_Goal_. Transcribe the material in full. Nothing should differ except that the pictures are left out.

______________________________

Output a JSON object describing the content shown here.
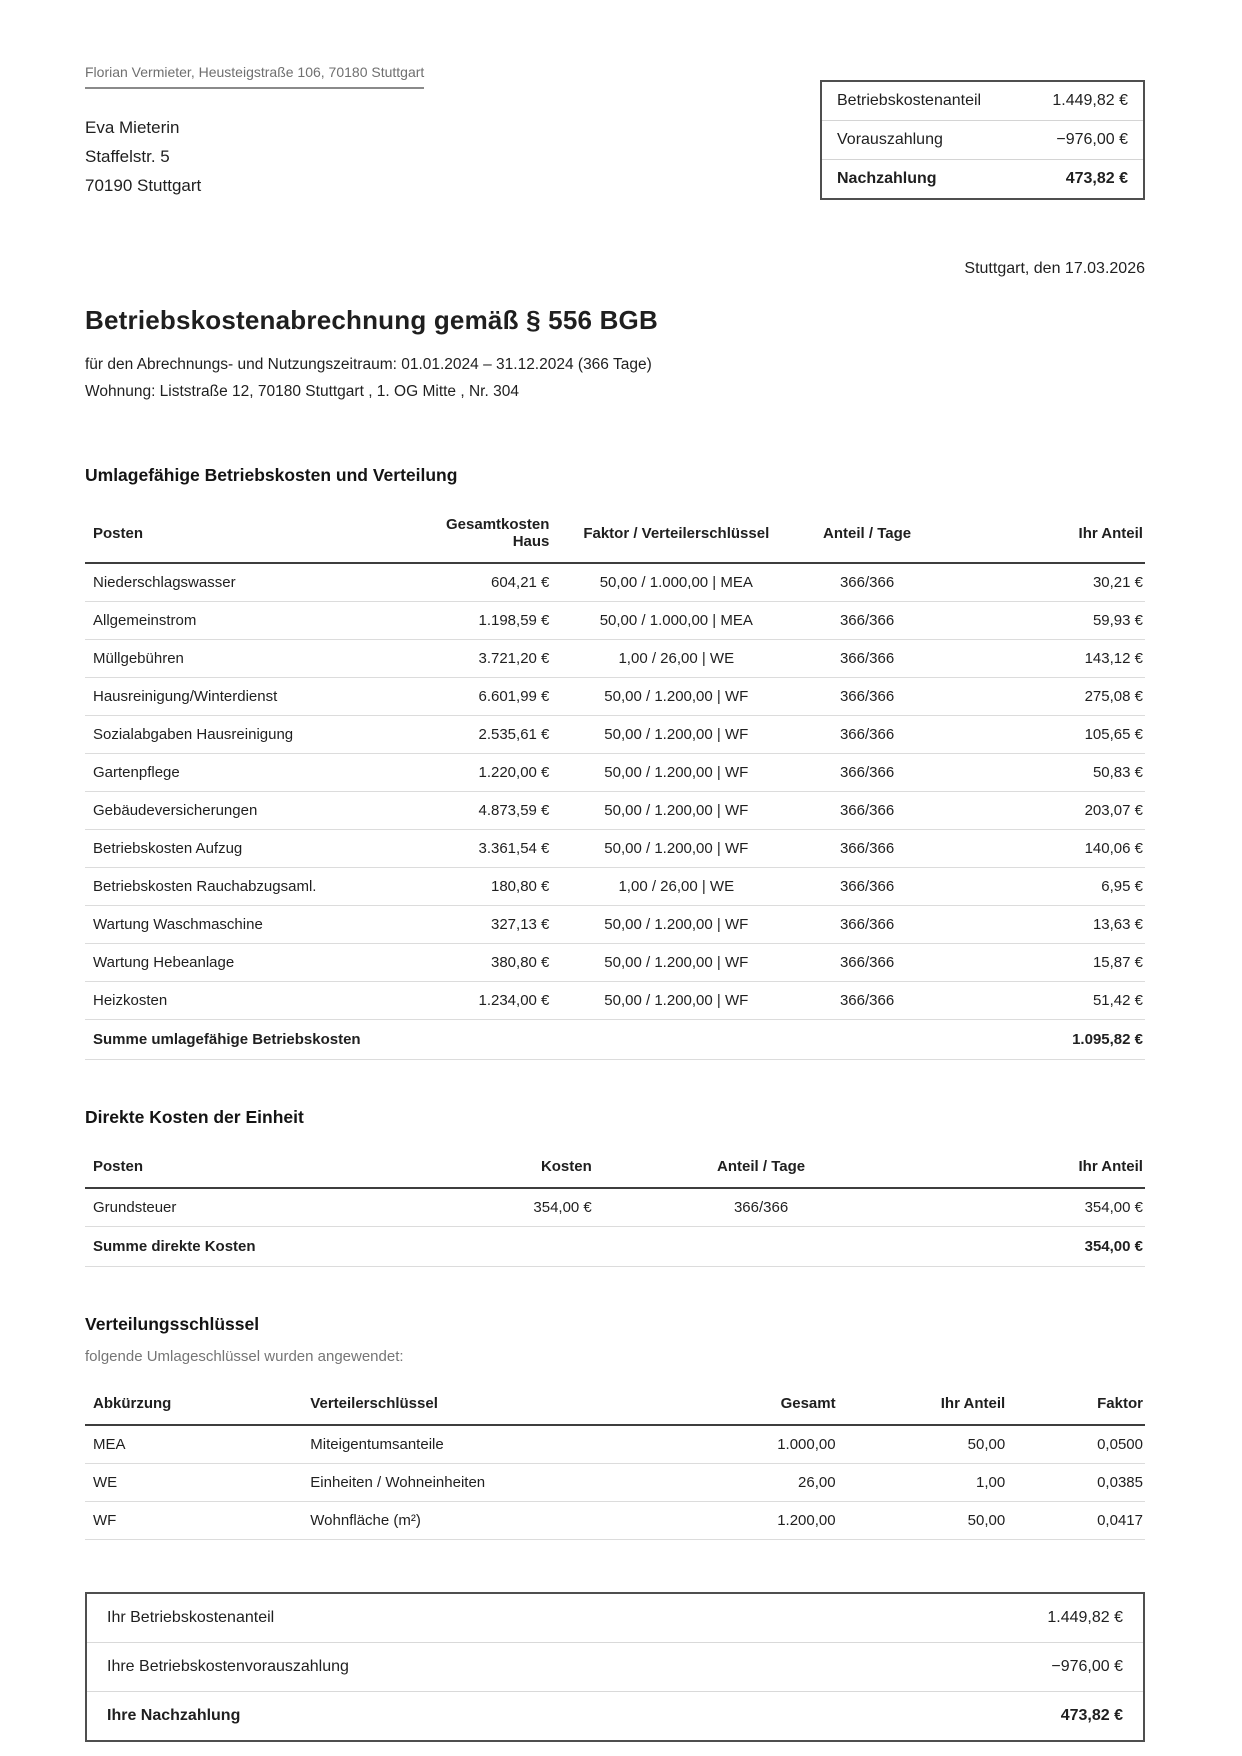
{
  "page": {
    "sender_line": "Florian Vermieter, Heusteigstraße 106, 70180 Stuttgart",
    "recipient": {
      "name": "Eva Mieterin",
      "street": "Staffelstr. 5",
      "city": "70190 Stuttgart"
    },
    "date_line": "Stuttgart, den 17.03.2026",
    "title": "Betriebskostenabrechnung gemäß § 556 BGB",
    "subtitle_period": "für den Abrechnungs- und Nutzungszeitraum: 01.01.2024 – 31.12.2024 (366 Tage)",
    "subtitle_unit": "Wohnung: Liststraße 12, 70180 Stuttgart , 1. OG Mitte , Nr. 304"
  },
  "summary_box": {
    "rows": [
      {
        "label": "Betriebskostenanteil",
        "value": "1.449,82 €"
      },
      {
        "label": "Vorauszahlung",
        "value": "−976,00 €"
      },
      {
        "label": "Nachzahlung",
        "value": "473,82 €"
      }
    ]
  },
  "allocable_costs": {
    "heading": "Umlagefähige Betriebskosten und Verteilung",
    "columns": [
      "Posten",
      "Gesamtkosten Haus",
      "Faktor / Verteilerschlüssel",
      "Anteil / Tage",
      "Ihr Anteil"
    ],
    "rows": [
      {
        "posten": "Niederschlagswasser",
        "gesamtkosten": "604,21 €",
        "faktor": "50,00 / 1.000,00 | MEA",
        "anteil_tage": "366/366",
        "ihr_anteil": "30,21 €"
      },
      {
        "posten": "Allgemeinstrom",
        "gesamtkosten": "1.198,59 €",
        "faktor": "50,00 / 1.000,00 | MEA",
        "anteil_tage": "366/366",
        "ihr_anteil": "59,93 €"
      },
      {
        "posten": "Müllgebühren",
        "gesamtkosten": "3.721,20 €",
        "faktor": "1,00 / 26,00 | WE",
        "anteil_tage": "366/366",
        "ihr_anteil": "143,12 €"
      },
      {
        "posten": "Hausreinigung/Winterdienst",
        "gesamtkosten": "6.601,99 €",
        "faktor": "50,00 / 1.200,00 | WF",
        "anteil_tage": "366/366",
        "ihr_anteil": "275,08 €"
      },
      {
        "posten": "Sozialabgaben Hausreinigung",
        "gesamtkosten": "2.535,61 €",
        "faktor": "50,00 / 1.200,00 | WF",
        "anteil_tage": "366/366",
        "ihr_anteil": "105,65 €"
      },
      {
        "posten": "Gartenpflege",
        "gesamtkosten": "1.220,00 €",
        "faktor": "50,00 / 1.200,00 | WF",
        "anteil_tage": "366/366",
        "ihr_anteil": "50,83 €"
      },
      {
        "posten": "Gebäudeversicherungen",
        "gesamtkosten": "4.873,59 €",
        "faktor": "50,00 / 1.200,00 | WF",
        "anteil_tage": "366/366",
        "ihr_anteil": "203,07 €"
      },
      {
        "posten": "Betriebskosten Aufzug",
        "gesamtkosten": "3.361,54 €",
        "faktor": "50,00 / 1.200,00 | WF",
        "anteil_tage": "366/366",
        "ihr_anteil": "140,06 €"
      },
      {
        "posten": "Betriebskosten Rauchabzugsaml.",
        "gesamtkosten": "180,80 €",
        "faktor": "1,00 / 26,00 | WE",
        "anteil_tage": "366/366",
        "ihr_anteil": "6,95 €"
      },
      {
        "posten": "Wartung Waschmaschine",
        "gesamtkosten": "327,13 €",
        "faktor": "50,00 / 1.200,00 | WF",
        "anteil_tage": "366/366",
        "ihr_anteil": "13,63 €"
      },
      {
        "posten": "Wartung Hebeanlage",
        "gesamtkosten": "380,80 €",
        "faktor": "50,00 / 1.200,00 | WF",
        "anteil_tage": "366/366",
        "ihr_anteil": "15,87 €"
      },
      {
        "posten": "Heizkosten",
        "gesamtkosten": "1.234,00 €",
        "faktor": "50,00 / 1.200,00 | WF",
        "anteil_tage": "366/366",
        "ihr_anteil": "51,42 €"
      }
    ],
    "total_label": "Summe umlagefähige Betriebskosten",
    "total_value": "1.095,82 €"
  },
  "direct_costs": {
    "heading": "Direkte Kosten der Einheit",
    "columns": [
      "Posten",
      "Kosten",
      "Anteil / Tage",
      "Ihr Anteil"
    ],
    "rows": [
      {
        "posten": "Grundsteuer",
        "kosten": "354,00 €",
        "anteil_tage": "366/366",
        "ihr_anteil": "354,00 €"
      }
    ],
    "total_label": "Summe direkte Kosten",
    "total_value": "354,00 €"
  },
  "allocation_keys": {
    "heading": "Verteilungsschlüssel",
    "note": "folgende Umlageschlüssel wurden angewendet:",
    "columns": [
      "Abkürzung",
      "Verteilerschlüssel",
      "Gesamt",
      "Ihr Anteil",
      "Faktor"
    ],
    "rows": [
      {
        "abk": "MEA",
        "schluessel": "Miteigentumsanteile",
        "gesamt": "1.000,00",
        "ihr_anteil": "50,00",
        "faktor": "0,0500"
      },
      {
        "abk": "WE",
        "schluessel": "Einheiten / Wohneinheiten",
        "gesamt": "26,00",
        "ihr_anteil": "1,00",
        "faktor": "0,0385"
      },
      {
        "abk": "WF",
        "schluessel": "Wohnfläche (m²)",
        "gesamt": "1.200,00",
        "ihr_anteil": "50,00",
        "faktor": "0,0417"
      }
    ]
  },
  "result_box": {
    "rows": [
      {
        "label": "Ihr Betriebskostenanteil",
        "value": "1.449,82 €"
      },
      {
        "label": "Ihre Betriebskostenvorauszahlung",
        "value": "−976,00 €"
      },
      {
        "label": "Ihre Nachzahlung",
        "value": "473,82 €"
      }
    ]
  }
}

______________________________

_Answer to this problem_.
Output a JSON object describing the content shown here.
{
  "page": {
    "sender_line": "Florian Vermieter, Heusteigstraße 106, 70180 Stuttgart",
    "recipient": {
      "name": "Eva Mieterin",
      "street": "Staffelstr. 5",
      "city": "70190 Stuttgart"
    },
    "date_line": "Stuttgart, den 17.03.2026",
    "title": "Betriebskostenabrechnung gemäß § 556 BGB",
    "subtitle_period": "für den Abrechnungs- und Nutzungszeitraum: 01.01.2024 – 31.12.2024 (366 Tage)",
    "subtitle_unit": "Wohnung: Liststraße 12, 70180 Stuttgart , 1. OG Mitte , Nr. 304"
  },
  "summary_box": {
    "rows": [
      {
        "label": "Betriebskostenanteil",
        "value": "1.449,82 €"
      },
      {
        "label": "Vorauszahlung",
        "value": "−976,00 €"
      },
      {
        "label": "Nachzahlung",
        "value": "473,82 €"
      }
    ]
  },
  "allocable_costs": {
    "heading": "Umlagefähige Betriebskosten und Verteilung",
    "columns": [
      "Posten",
      "Gesamtkosten Haus",
      "Faktor / Verteilerschlüssel",
      "Anteil / Tage",
      "Ihr Anteil"
    ],
    "rows": [
      {
        "posten": "Niederschlagswasser",
        "gesamtkosten": "604,21 €",
        "faktor": "50,00 / 1.000,00 | MEA",
        "anteil_tage": "366/366",
        "ihr_anteil": "30,21 €"
      },
      {
        "posten": "Allgemeinstrom",
        "gesamtkosten": "1.198,59 €",
        "faktor": "50,00 / 1.000,00 | MEA",
        "anteil_tage": "366/366",
        "ihr_anteil": "59,93 €"
      },
      {
        "posten": "Müllgebühren",
        "gesamtkosten": "3.721,20 €",
        "faktor": "1,00 / 26,00 | WE",
        "anteil_tage": "366/366",
        "ihr_anteil": "143,12 €"
      },
      {
        "posten": "Hausreinigung/Winterdienst",
        "gesamtkosten": "6.601,99 €",
        "faktor": "50,00 / 1.200,00 | WF",
        "anteil_tage": "366/366",
        "ihr_anteil": "275,08 €"
      },
      {
        "posten": "Sozialabgaben Hausreinigung",
        "gesamtkosten": "2.535,61 €",
        "faktor": "50,00 / 1.200,00 | WF",
        "anteil_tage": "366/366",
        "ihr_anteil": "105,65 €"
      },
      {
        "posten": "Gartenpflege",
        "gesamtkosten": "1.220,00 €",
        "faktor": "50,00 / 1.200,00 | WF",
        "anteil_tage": "366/366",
        "ihr_anteil": "50,83 €"
      },
      {
        "posten": "Gebäudeversicherungen",
        "gesamtkosten": "4.873,59 €",
        "faktor": "50,00 / 1.200,00 | WF",
        "anteil_tage": "366/366",
        "ihr_anteil": "203,07 €"
      },
      {
        "posten": "Betriebskosten Aufzug",
        "gesamtkosten": "3.361,54 €",
        "faktor": "50,00 / 1.200,00 | WF",
        "anteil_tage": "366/366",
        "ihr_anteil": "140,06 €"
      },
      {
        "posten": "Betriebskosten Rauchabzugsaml.",
        "gesamtkosten": "180,80 €",
        "faktor": "1,00 / 26,00 | WE",
        "anteil_tage": "366/366",
        "ihr_anteil": "6,95 €"
      },
      {
        "posten": "Wartung Waschmaschine",
        "gesamtkosten": "327,13 €",
        "faktor": "50,00 / 1.200,00 | WF",
        "anteil_tage": "366/366",
        "ihr_anteil": "13,63 €"
      },
      {
        "posten": "Wartung Hebeanlage",
        "gesamtkosten": "380,80 €",
        "faktor": "50,00 / 1.200,00 | WF",
        "anteil_tage": "366/366",
        "ihr_anteil": "15,87 €"
      },
      {
        "posten": "Heizkosten",
        "gesamtkosten": "1.234,00 €",
        "faktor": "50,00 / 1.200,00 | WF",
        "anteil_tage": "366/366",
        "ihr_anteil": "51,42 €"
      }
    ],
    "total_label": "Summe umlagefähige Betriebskosten",
    "total_value": "1.095,82 €"
  },
  "direct_costs": {
    "heading": "Direkte Kosten der Einheit",
    "columns": [
      "Posten",
      "Kosten",
      "Anteil / Tage",
      "Ihr Anteil"
    ],
    "rows": [
      {
        "posten": "Grundsteuer",
        "kosten": "354,00 €",
        "anteil_tage": "366/366",
        "ihr_anteil": "354,00 €"
      }
    ],
    "total_label": "Summe direkte Kosten",
    "total_value": "354,00 €"
  },
  "allocation_keys": {
    "heading": "Verteilungsschlüssel",
    "note": "folgende Umlageschlüssel wurden angewendet:",
    "columns": [
      "Abkürzung",
      "Verteilerschlüssel",
      "Gesamt",
      "Ihr Anteil",
      "Faktor"
    ],
    "rows": [
      {
        "abk": "MEA",
        "schluessel": "Miteigentumsanteile",
        "gesamt": "1.000,00",
        "ihr_anteil": "50,00",
        "faktor": "0,0500"
      },
      {
        "abk": "WE",
        "schluessel": "Einheiten / Wohneinheiten",
        "gesamt": "26,00",
        "ihr_anteil": "1,00",
        "faktor": "0,0385"
      },
      {
        "abk": "WF",
        "schluessel": "Wohnfläche (m²)",
        "gesamt": "1.200,00",
        "ihr_anteil": "50,00",
        "faktor": "0,0417"
      }
    ]
  },
  "result_box": {
    "rows": [
      {
        "label": "Ihr Betriebskostenanteil",
        "value": "1.449,82 €"
      },
      {
        "label": "Ihre Betriebskostenvorauszahlung",
        "value": "−976,00 €"
      },
      {
        "label": "Ihre Nachzahlung",
        "value": "473,82 €"
      }
    ]
  }
}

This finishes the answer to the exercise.